### WRITTEN REQUEST
Retype every line of the material below without changing any character.

________

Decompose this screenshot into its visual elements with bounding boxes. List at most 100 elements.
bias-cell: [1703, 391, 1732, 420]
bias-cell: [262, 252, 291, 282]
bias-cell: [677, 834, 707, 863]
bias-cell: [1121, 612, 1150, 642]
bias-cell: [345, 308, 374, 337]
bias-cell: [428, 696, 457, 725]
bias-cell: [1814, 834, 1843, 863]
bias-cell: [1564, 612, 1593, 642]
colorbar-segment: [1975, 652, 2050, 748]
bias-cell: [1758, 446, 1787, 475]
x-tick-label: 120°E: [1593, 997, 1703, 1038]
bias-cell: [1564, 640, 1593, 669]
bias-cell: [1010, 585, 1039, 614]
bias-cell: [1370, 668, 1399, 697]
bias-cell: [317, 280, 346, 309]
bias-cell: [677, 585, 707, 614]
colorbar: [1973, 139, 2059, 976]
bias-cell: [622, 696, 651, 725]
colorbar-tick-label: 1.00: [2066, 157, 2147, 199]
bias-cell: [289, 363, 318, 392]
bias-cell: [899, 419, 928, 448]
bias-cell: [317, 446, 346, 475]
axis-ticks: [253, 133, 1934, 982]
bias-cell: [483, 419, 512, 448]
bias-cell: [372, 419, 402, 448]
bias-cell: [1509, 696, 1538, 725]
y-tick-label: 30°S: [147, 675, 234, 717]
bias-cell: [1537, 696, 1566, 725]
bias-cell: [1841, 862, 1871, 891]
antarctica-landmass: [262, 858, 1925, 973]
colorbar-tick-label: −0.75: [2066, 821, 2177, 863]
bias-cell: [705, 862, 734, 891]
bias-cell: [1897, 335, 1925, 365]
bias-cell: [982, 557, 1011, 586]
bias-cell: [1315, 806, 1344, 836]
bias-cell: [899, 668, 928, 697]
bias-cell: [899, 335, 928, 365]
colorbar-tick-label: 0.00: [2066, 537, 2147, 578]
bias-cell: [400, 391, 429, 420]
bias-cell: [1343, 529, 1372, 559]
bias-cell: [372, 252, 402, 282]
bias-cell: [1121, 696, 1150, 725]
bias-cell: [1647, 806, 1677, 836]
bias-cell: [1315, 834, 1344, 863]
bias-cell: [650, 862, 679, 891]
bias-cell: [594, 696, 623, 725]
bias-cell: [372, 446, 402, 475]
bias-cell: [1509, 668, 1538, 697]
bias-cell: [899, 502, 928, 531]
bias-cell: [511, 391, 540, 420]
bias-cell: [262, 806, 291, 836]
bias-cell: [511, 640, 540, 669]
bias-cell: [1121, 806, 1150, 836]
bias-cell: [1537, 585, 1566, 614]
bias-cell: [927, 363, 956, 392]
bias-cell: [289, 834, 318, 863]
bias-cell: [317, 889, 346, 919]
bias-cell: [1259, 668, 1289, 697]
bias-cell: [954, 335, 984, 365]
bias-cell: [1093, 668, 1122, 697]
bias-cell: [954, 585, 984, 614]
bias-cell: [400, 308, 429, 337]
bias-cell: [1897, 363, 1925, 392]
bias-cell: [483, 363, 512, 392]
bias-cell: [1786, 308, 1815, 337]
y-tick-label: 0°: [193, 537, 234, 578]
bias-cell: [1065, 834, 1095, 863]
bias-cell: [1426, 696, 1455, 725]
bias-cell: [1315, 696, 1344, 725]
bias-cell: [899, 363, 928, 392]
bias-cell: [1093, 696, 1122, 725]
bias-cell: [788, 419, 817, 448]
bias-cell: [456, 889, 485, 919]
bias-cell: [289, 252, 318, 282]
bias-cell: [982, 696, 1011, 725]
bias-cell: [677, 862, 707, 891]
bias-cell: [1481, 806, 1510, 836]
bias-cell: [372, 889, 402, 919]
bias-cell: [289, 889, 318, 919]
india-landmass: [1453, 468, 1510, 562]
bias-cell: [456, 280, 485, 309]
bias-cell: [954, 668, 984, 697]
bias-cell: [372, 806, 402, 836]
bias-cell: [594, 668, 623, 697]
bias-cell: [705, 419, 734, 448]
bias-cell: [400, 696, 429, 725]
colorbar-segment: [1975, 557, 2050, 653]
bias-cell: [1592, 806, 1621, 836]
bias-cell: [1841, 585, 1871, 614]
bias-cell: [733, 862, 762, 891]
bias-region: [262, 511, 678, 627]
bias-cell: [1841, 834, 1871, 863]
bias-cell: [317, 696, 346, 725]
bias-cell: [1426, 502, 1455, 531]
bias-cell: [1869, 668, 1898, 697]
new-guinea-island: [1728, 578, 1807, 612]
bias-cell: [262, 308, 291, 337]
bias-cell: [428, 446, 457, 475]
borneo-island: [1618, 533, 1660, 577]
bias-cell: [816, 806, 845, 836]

________

### RESULT FOR THIS TASK
Decompose this screenshot into its visual elements with bounding boxes. List at most 100 elements.
bias-cell: [1703, 391, 1732, 420]
bias-cell: [262, 252, 291, 282]
bias-cell: [677, 834, 707, 863]
bias-cell: [1121, 612, 1150, 642]
bias-cell: [345, 308, 374, 337]
bias-cell: [428, 696, 457, 725]
bias-cell: [1814, 834, 1843, 863]
bias-cell: [1564, 612, 1593, 642]
colorbar-segment: [1975, 652, 2050, 748]
bias-cell: [1758, 446, 1787, 475]
x-tick-label: 120°E: [1593, 997, 1703, 1038]
bias-cell: [1564, 640, 1593, 669]
bias-cell: [1010, 585, 1039, 614]
bias-cell: [1370, 668, 1399, 697]
bias-cell: [317, 280, 346, 309]
bias-cell: [677, 585, 707, 614]
colorbar: [1973, 139, 2059, 976]
bias-cell: [622, 696, 651, 725]
colorbar-tick-label: 1.00: [2066, 157, 2147, 199]
bias-cell: [289, 363, 318, 392]
bias-cell: [899, 419, 928, 448]
bias-cell: [317, 446, 346, 475]
axis-ticks: [253, 133, 1934, 982]
bias-cell: [483, 419, 512, 448]
bias-cell: [372, 419, 402, 448]
bias-cell: [1509, 696, 1538, 725]
y-tick-label: 30°S: [147, 675, 234, 717]
bias-cell: [1537, 696, 1566, 725]
bias-cell: [1841, 862, 1871, 891]
antarctica-landmass: [262, 858, 1925, 973]
colorbar-tick-label: −0.75: [2066, 821, 2177, 863]
bias-cell: [705, 862, 734, 891]
bias-cell: [1897, 335, 1925, 365]
bias-cell: [982, 557, 1011, 586]
bias-cell: [1315, 806, 1344, 836]
bias-cell: [899, 668, 928, 697]
bias-cell: [899, 335, 928, 365]
colorbar-tick-label: 0.00: [2066, 537, 2147, 578]
bias-cell: [400, 391, 429, 420]
bias-cell: [1343, 529, 1372, 559]
bias-cell: [372, 252, 402, 282]
bias-cell: [1121, 696, 1150, 725]
bias-cell: [1647, 806, 1677, 836]
bias-cell: [1315, 834, 1344, 863]
bias-cell: [650, 862, 679, 891]
bias-cell: [594, 696, 623, 725]
bias-cell: [372, 446, 402, 475]
bias-cell: [1509, 668, 1538, 697]
bias-cell: [899, 502, 928, 531]
bias-cell: [511, 391, 540, 420]
bias-cell: [262, 806, 291, 836]
bias-cell: [511, 640, 540, 669]
bias-cell: [1121, 806, 1150, 836]
bias-cell: [1537, 585, 1566, 614]
bias-cell: [927, 363, 956, 392]
bias-cell: [289, 834, 318, 863]
bias-cell: [317, 889, 346, 919]
bias-cell: [1259, 668, 1289, 697]
bias-cell: [954, 335, 984, 365]
bias-cell: [1093, 668, 1122, 697]
bias-cell: [954, 585, 984, 614]
bias-cell: [400, 308, 429, 337]
bias-cell: [1897, 363, 1925, 392]
bias-cell: [483, 363, 512, 392]
bias-cell: [1786, 308, 1815, 337]
y-tick-label: 0°: [193, 537, 234, 578]
bias-cell: [1065, 834, 1095, 863]
bias-cell: [1426, 696, 1455, 725]
bias-cell: [1315, 696, 1344, 725]
bias-cell: [899, 363, 928, 392]
bias-cell: [1093, 696, 1122, 725]
bias-cell: [788, 419, 817, 448]
bias-cell: [456, 889, 485, 919]
bias-cell: [289, 252, 318, 282]
bias-cell: [982, 696, 1011, 725]
bias-cell: [677, 862, 707, 891]
bias-cell: [1481, 806, 1510, 836]
bias-cell: [372, 889, 402, 919]
bias-cell: [289, 889, 318, 919]
india-landmass: [1453, 468, 1510, 562]
bias-cell: [456, 280, 485, 309]
bias-cell: [954, 668, 984, 697]
bias-cell: [372, 806, 402, 836]
bias-cell: [594, 668, 623, 697]
bias-cell: [705, 419, 734, 448]
bias-cell: [400, 696, 429, 725]
colorbar-segment: [1975, 557, 2050, 653]
bias-cell: [1592, 806, 1621, 836]
bias-cell: [1841, 585, 1871, 614]
bias-cell: [733, 862, 762, 891]
bias-region: [262, 511, 678, 627]
bias-cell: [1841, 834, 1871, 863]
bias-cell: [317, 696, 346, 725]
bias-cell: [1426, 502, 1455, 531]
bias-cell: [1869, 668, 1898, 697]
new-guinea-island: [1728, 578, 1807, 612]
bias-cell: [262, 308, 291, 337]
bias-cell: [428, 446, 457, 475]
borneo-island: [1618, 533, 1660, 577]
bias-cell: [816, 806, 845, 836]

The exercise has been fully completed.